■ EXERCISE DESCRIPTION ■
Repeat, exactly and in full, the lines of the listing below, but without any pictures.

★ ★ ★ ★ ★

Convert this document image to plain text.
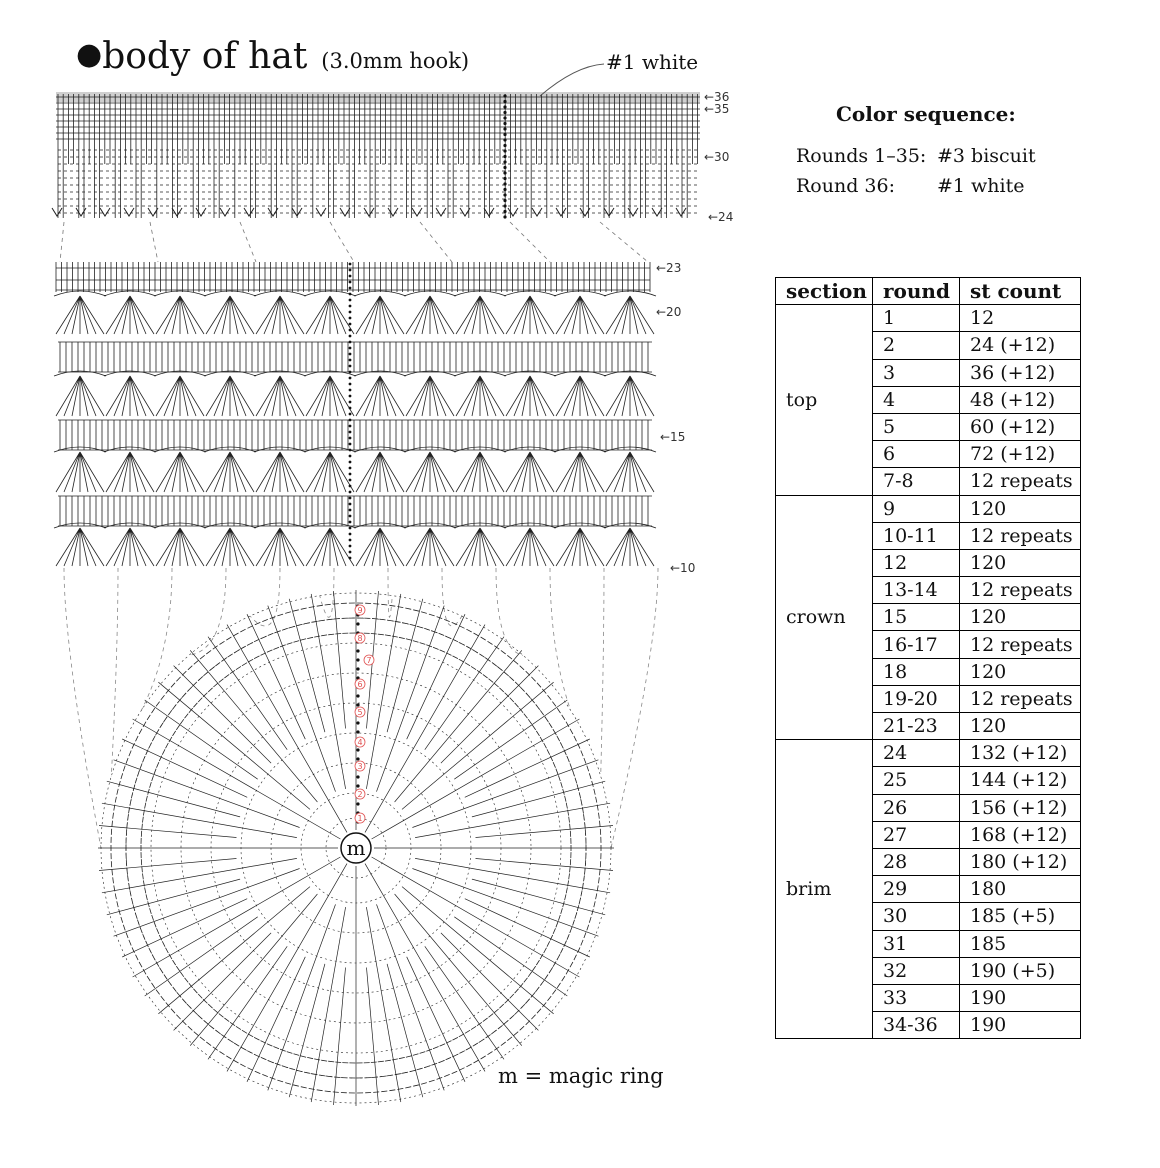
1
2
3
4
5
6
7
8
9
m
●body of hat (3.0mm hook)	#1 white
←36
←35
←30
←24
←23
←20
←15
←10
m = magic ring
Color sequence:
Rounds 1–35: #3 biscuit
Round 36: #1 white
section	round	st count
top	1	12
	2	24 (+12)
	3	36 (+12)
	4	48 (+12)
	5	60 (+12)
	6	72 (+12)
	7-8	12 repeats
crown	9	120
	10-11	12 repeats
	12	120
	13-14	12 repeats
	15	120
	16-17	12 repeats
	18	120
	19-20	12 repeats
	21-23	120
brim	24	132 (+12)
	25	144 (+12)
	26	156 (+12)
	27	168 (+12)
	28	180 (+12)
	29	180
	30	185 (+5)
	31	185
	32	190 (+5)
	33	190
	34-36	190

★ ★ ★ ★ ★

■ TASK RESPONSE ■
Convert this document image to plain text.
1
2
3
4
5
6
7
8
9
m
●body of hat (3.0mm hook)	#1 white
←36
←35
←30
←24
←23
←20
←15
←10
m = magic ring
Color sequence:
Rounds 1–35: #3 biscuit
Round 36: #1 white
section	round	st count
top	1	12
	2	24 (+12)
	3	36 (+12)
	4	48 (+12)
	5	60 (+12)
	6	72 (+12)
	7-8	12 repeats
crown	9	120
	10-11	12 repeats
	12	120
	13-14	12 repeats
	15	120
	16-17	12 repeats
	18	120
	19-20	12 repeats
	21-23	120
brim	24	132 (+12)
	25	144 (+12)
	26	156 (+12)
	27	168 (+12)
	28	180 (+12)
	29	180
	30	185 (+5)
	31	185
	32	190 (+5)
	33	190
	34-36	190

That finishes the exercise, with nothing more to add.